● **Records to process**
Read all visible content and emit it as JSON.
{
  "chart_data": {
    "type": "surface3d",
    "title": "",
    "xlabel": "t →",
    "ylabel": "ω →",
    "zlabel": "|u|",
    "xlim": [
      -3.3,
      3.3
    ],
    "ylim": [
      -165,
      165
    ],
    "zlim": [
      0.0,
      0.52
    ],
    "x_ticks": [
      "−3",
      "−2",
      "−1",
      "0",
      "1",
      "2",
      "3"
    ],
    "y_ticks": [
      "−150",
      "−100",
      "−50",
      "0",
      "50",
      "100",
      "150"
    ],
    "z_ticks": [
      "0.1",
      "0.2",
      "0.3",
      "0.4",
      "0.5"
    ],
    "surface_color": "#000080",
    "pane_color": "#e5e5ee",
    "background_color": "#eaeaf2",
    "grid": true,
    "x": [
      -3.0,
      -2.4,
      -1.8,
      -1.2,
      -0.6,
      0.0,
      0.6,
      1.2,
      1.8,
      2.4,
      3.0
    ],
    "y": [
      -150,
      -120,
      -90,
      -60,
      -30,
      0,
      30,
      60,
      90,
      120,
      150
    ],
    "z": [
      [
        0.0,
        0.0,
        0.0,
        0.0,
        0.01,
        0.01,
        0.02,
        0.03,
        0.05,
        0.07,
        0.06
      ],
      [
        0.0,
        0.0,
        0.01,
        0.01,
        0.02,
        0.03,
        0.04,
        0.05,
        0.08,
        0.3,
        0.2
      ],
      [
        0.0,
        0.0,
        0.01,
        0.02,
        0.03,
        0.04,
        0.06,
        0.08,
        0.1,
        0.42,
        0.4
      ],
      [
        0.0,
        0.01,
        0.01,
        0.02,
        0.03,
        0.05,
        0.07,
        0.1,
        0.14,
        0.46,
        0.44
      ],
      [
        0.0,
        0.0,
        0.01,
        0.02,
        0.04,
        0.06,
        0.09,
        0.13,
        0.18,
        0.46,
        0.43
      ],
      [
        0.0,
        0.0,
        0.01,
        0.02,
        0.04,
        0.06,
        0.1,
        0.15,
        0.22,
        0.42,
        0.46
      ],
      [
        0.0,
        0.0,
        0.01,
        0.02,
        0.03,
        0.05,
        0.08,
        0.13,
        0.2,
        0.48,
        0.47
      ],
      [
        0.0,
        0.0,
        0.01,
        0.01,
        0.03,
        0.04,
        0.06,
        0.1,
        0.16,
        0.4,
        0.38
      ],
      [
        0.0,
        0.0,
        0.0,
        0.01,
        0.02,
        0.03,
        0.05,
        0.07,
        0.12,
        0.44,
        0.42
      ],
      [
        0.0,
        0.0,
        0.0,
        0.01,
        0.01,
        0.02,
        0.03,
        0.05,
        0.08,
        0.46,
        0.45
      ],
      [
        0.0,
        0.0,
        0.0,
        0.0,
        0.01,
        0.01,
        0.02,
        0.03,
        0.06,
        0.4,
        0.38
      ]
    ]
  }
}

● **What is asked**
Copy out all of the data exactly, leaving nothing out.

● **Response to the exercise**
Read all visible content and emit it as JSON.
{
  "chart_data": {
    "type": "surface3d",
    "title": "",
    "xlabel": "t →",
    "ylabel": "ω →",
    "zlabel": "|u|",
    "xlim": [
      -3.3,
      3.3
    ],
    "ylim": [
      -165,
      165
    ],
    "zlim": [
      0.0,
      0.52
    ],
    "x_ticks": [
      "−3",
      "−2",
      "−1",
      "0",
      "1",
      "2",
      "3"
    ],
    "y_ticks": [
      "−150",
      "−100",
      "−50",
      "0",
      "50",
      "100",
      "150"
    ],
    "z_ticks": [
      "0.1",
      "0.2",
      "0.3",
      "0.4",
      "0.5"
    ],
    "surface_color": "#000080",
    "pane_color": "#e5e5ee",
    "background_color": "#eaeaf2",
    "grid": true,
    "x": [
      -3.0,
      -2.4,
      -1.8,
      -1.2,
      -0.6,
      0.0,
      0.6,
      1.2,
      1.8,
      2.4,
      3.0
    ],
    "y": [
      -150,
      -120,
      -90,
      -60,
      -30,
      0,
      30,
      60,
      90,
      120,
      150
    ],
    "z": [
      [
        0.0,
        0.0,
        0.0,
        0.0,
        0.01,
        0.01,
        0.02,
        0.03,
        0.05,
        0.07,
        0.06
      ],
      [
        0.0,
        0.0,
        0.01,
        0.01,
        0.02,
        0.03,
        0.04,
        0.05,
        0.08,
        0.3,
        0.2
      ],
      [
        0.0,
        0.0,
        0.01,
        0.02,
        0.03,
        0.04,
        0.06,
        0.08,
        0.1,
        0.42,
        0.4
      ],
      [
        0.0,
        0.01,
        0.01,
        0.02,
        0.03,
        0.05,
        0.07,
        0.1,
        0.14,
        0.46,
        0.44
      ],
      [
        0.0,
        0.0,
        0.01,
        0.02,
        0.04,
        0.06,
        0.09,
        0.13,
        0.18,
        0.46,
        0.43
      ],
      [
        0.0,
        0.0,
        0.01,
        0.02,
        0.04,
        0.06,
        0.1,
        0.15,
        0.22,
        0.42,
        0.46
      ],
      [
        0.0,
        0.0,
        0.01,
        0.02,
        0.03,
        0.05,
        0.08,
        0.13,
        0.2,
        0.48,
        0.47
      ],
      [
        0.0,
        0.0,
        0.01,
        0.01,
        0.03,
        0.04,
        0.06,
        0.1,
        0.16,
        0.4,
        0.38
      ],
      [
        0.0,
        0.0,
        0.0,
        0.01,
        0.02,
        0.03,
        0.05,
        0.07,
        0.12,
        0.44,
        0.42
      ],
      [
        0.0,
        0.0,
        0.0,
        0.01,
        0.01,
        0.02,
        0.03,
        0.05,
        0.08,
        0.46,
        0.45
      ],
      [
        0.0,
        0.0,
        0.0,
        0.0,
        0.01,
        0.01,
        0.02,
        0.03,
        0.06,
        0.4,
        0.38
      ]
    ]
  }
}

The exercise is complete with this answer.